
4 Comments

  1. c. lee on March 29, 2022 at 4:27 am

    Right on, Mr. Gewertz. Never, although close, more evident than this year that genuinely talented, top-notch individuals were nowhere to be found at this silly, absurdly over-rated assemblage—just a multitude of sow’s ears.

  2. Nicole Veneto on March 29, 2022 at 12:31 pm

    Just for future knowledge, referring to Elliot Page as “a bona fide transsexual” comes across rather crass to be honest, mostly because “transsexual” has fallen out of favor as a more pejorative term for transgender people among the LGBTQ crowd. Trans man is the appropriate term here (I do understand confusion over what’s the “best” up to date terminology, so please don’t take this as angry criticism!).

    Since everyone is throwing in their two cents about Slap Gate, at the end of the day, we’re watching two famous multimillionaires duking it out on stage who’ll likely face little to no consequences for the incident, I think it’s safe to say what happened pales in comparison with some of the more heinous shit celebrities/film people in that auditorium have probably done, never mind certain Oscar recipients (the stink of Weinstein still permeates the air). And the political aspects that have been pulled from the incident are bordering on, if not outright, ridiculous, with hypotheticals like “what if Will Smith has slapped Betty White and broken her neck and killed her on stage???” being made in full delusional sincerity.I owe this to people being unsure whether to fault Rock for making a luke warm joke about a black woman or Smith for pulling a Kanye and perpetuating “toxic masculinity” with violence.

→ Required action 1
In the comment thread about the Oscars, what term does the second comment give as the appropriate one for Elliot Page?
→ Required action 2
Retype the comment thread about the Oscars, starting with "2. Nicole Veneto" and going on through "as angry criticism!).".
→ Required action 3
Continue the comment thread about the Oscars from where it stops.

→ Provided material
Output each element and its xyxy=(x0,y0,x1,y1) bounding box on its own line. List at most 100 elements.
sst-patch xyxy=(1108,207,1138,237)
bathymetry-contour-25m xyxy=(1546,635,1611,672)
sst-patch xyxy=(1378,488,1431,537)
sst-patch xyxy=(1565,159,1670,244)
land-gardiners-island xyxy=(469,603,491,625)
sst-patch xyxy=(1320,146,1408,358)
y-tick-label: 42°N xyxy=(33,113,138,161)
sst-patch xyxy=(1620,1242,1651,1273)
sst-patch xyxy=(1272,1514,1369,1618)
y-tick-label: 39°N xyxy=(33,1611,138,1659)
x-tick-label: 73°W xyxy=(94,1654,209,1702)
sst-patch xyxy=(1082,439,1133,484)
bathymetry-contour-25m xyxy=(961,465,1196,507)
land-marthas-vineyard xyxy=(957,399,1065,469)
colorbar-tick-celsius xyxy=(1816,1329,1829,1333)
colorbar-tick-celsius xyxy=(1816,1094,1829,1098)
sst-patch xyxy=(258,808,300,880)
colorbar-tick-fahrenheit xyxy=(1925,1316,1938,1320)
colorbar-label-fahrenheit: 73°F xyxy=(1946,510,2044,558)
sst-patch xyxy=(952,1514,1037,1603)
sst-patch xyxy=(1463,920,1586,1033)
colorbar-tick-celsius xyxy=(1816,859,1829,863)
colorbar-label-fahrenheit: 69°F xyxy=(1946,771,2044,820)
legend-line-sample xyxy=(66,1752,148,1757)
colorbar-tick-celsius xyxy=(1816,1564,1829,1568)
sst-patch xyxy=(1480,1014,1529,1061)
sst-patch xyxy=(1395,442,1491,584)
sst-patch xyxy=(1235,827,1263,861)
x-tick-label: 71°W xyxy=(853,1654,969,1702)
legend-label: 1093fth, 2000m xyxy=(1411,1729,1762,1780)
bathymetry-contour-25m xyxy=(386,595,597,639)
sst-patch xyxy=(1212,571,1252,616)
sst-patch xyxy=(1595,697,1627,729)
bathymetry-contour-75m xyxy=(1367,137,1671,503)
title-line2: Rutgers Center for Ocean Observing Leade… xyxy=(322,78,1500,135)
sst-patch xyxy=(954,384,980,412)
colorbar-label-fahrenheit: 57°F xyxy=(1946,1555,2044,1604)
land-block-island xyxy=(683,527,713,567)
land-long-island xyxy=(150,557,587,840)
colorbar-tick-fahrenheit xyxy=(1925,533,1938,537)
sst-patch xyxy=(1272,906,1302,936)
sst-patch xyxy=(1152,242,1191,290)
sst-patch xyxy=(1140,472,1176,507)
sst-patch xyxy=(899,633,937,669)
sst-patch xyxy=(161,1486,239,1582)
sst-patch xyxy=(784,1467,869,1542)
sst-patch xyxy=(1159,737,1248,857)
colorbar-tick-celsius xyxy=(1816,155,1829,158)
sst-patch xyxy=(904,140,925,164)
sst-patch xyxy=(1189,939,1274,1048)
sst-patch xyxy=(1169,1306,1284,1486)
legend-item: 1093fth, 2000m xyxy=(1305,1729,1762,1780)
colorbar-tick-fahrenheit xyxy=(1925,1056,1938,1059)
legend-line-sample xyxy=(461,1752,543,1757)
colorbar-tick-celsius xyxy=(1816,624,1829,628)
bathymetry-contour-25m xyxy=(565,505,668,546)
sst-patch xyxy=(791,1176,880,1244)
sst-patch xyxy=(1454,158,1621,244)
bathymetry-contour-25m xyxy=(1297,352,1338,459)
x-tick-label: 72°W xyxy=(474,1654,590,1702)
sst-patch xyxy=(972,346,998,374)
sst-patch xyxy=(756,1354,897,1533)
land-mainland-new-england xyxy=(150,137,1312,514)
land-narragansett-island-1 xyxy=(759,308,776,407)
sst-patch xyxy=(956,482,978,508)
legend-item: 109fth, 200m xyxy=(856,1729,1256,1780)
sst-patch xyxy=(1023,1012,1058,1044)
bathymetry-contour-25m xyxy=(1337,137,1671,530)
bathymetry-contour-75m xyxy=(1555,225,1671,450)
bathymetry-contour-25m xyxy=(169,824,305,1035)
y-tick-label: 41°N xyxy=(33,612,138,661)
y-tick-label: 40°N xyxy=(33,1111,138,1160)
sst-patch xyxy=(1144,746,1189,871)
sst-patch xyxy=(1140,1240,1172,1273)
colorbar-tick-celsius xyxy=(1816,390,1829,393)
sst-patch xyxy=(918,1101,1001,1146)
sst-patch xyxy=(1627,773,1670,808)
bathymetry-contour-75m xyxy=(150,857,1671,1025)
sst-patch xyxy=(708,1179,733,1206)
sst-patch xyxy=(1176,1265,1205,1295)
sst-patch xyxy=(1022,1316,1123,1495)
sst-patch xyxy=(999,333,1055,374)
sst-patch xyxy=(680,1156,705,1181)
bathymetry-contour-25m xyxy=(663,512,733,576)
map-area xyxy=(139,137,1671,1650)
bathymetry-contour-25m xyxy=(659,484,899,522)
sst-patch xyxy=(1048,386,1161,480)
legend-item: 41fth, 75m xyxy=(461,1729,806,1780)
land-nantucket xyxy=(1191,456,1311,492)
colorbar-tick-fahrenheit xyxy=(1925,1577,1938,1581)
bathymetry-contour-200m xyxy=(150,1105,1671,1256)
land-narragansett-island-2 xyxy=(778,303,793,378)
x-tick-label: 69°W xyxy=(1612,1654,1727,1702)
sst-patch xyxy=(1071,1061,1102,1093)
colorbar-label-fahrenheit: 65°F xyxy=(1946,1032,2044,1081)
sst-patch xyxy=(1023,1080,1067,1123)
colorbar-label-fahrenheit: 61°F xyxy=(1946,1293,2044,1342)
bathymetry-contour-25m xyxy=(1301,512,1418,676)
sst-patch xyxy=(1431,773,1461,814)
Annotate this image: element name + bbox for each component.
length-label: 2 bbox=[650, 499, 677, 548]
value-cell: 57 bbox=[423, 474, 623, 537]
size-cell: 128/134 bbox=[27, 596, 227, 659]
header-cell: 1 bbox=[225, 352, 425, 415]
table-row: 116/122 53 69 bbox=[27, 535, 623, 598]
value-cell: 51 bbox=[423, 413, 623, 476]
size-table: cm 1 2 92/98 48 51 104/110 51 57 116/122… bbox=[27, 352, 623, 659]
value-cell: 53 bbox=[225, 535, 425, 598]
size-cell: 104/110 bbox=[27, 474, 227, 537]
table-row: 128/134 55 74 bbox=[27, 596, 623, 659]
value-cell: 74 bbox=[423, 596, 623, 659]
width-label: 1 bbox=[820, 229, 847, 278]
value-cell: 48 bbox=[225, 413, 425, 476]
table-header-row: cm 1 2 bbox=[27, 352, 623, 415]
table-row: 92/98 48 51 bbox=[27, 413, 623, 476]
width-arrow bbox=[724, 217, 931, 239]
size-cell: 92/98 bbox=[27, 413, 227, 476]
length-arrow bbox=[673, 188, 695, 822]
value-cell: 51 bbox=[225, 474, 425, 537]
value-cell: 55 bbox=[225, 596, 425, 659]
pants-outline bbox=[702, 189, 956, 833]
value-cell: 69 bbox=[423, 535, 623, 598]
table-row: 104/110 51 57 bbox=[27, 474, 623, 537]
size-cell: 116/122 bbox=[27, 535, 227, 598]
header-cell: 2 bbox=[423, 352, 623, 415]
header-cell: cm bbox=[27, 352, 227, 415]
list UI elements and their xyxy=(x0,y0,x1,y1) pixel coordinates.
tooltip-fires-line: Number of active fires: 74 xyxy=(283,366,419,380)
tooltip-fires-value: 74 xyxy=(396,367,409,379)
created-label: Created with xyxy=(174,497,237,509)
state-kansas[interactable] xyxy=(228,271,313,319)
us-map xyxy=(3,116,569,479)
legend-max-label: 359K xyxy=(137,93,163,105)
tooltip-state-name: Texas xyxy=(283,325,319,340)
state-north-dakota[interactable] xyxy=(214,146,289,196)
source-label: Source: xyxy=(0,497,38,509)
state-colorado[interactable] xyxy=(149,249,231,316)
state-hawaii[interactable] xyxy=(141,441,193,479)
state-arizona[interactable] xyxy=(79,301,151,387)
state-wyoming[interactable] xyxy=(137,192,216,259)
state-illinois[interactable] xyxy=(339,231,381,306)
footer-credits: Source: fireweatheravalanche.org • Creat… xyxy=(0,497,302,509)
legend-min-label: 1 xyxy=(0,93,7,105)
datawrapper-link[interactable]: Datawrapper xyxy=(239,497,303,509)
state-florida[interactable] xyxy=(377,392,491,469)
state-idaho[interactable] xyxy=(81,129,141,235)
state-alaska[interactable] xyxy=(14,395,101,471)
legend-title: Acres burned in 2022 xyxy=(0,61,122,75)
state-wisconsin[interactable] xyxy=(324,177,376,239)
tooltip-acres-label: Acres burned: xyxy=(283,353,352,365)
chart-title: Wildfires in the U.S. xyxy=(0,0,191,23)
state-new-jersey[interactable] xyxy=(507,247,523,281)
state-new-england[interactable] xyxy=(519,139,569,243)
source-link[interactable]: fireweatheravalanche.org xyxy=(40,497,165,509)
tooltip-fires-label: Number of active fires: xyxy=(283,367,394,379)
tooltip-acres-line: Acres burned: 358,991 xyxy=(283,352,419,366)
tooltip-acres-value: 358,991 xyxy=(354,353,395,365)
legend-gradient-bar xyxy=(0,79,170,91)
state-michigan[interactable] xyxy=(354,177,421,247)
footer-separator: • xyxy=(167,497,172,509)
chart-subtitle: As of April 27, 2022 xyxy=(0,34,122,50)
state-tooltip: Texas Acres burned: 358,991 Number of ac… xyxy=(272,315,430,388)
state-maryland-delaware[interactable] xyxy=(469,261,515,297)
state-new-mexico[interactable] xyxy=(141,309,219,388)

→ Written answer 1
Trans man.

→ Written answer 2
2. Nicole Veneto on March 29, 2022 at 12:31 pm

    Just for future knowledge, referring to Elliot Page as “a bona fide transsexual” comes across rather crass to be honest, mostly because “transsexual” has fallen out of favor as a more pejorative term for transgender people among the LGBTQ crowd. Trans man is the appropriate term here (I do understand confusion over what’s the “best” up to date terminology, so please don’t take this as angry criticism!).

→ Written answer 3
    But definitely agree, Smith’s win after the slap was insane, and his speech completely unhinged in light of it.

    • Daniel Gewertz on March 30, 2022 at 10:38 am

      I appreciate your mentioning your comment was not angry criticism. I can’t say I’m especially invested in keeping up with the latest terms. If an editor thinks of changing it, that’s fine with me. I have long thought that a “minority group” choosing its own name — while surely understandable — is often important when it is the sole (sad) bit of power in a powerless political/social situation. When the “out” term is essentially respectable, like the word transexual seems to be, it is hard for some (like me) to accept that it might be “crass.” It sets up a hipper than thou clubby feeling that is bound to annoy, at least slightly… i.e. the feeling that you can’t win for losing. (To argue, in a sense, the opposite view, if I saw MYSELF referred to as “a cis male” I would be annoyed precisely because I did not choose the appellation myself!) It’s all little performative power-plays that don’t really change society in a meaningful way. I do agree it isn’t very difficult for a journalist to keep up with the latest terms. But to get back to the broadcast, I think that the Oscar folks may well have chosen “Juno” precisely to get diminutive Elliot up on stage in a tux as a freaky touch. I wouldn’t put it past them. Likewise, they probably hope that “slapgate” pumps up the viewership next March… when somebody else might get slugged. (Back in “the day,” Oscar hired a streaker for the pure titillation.)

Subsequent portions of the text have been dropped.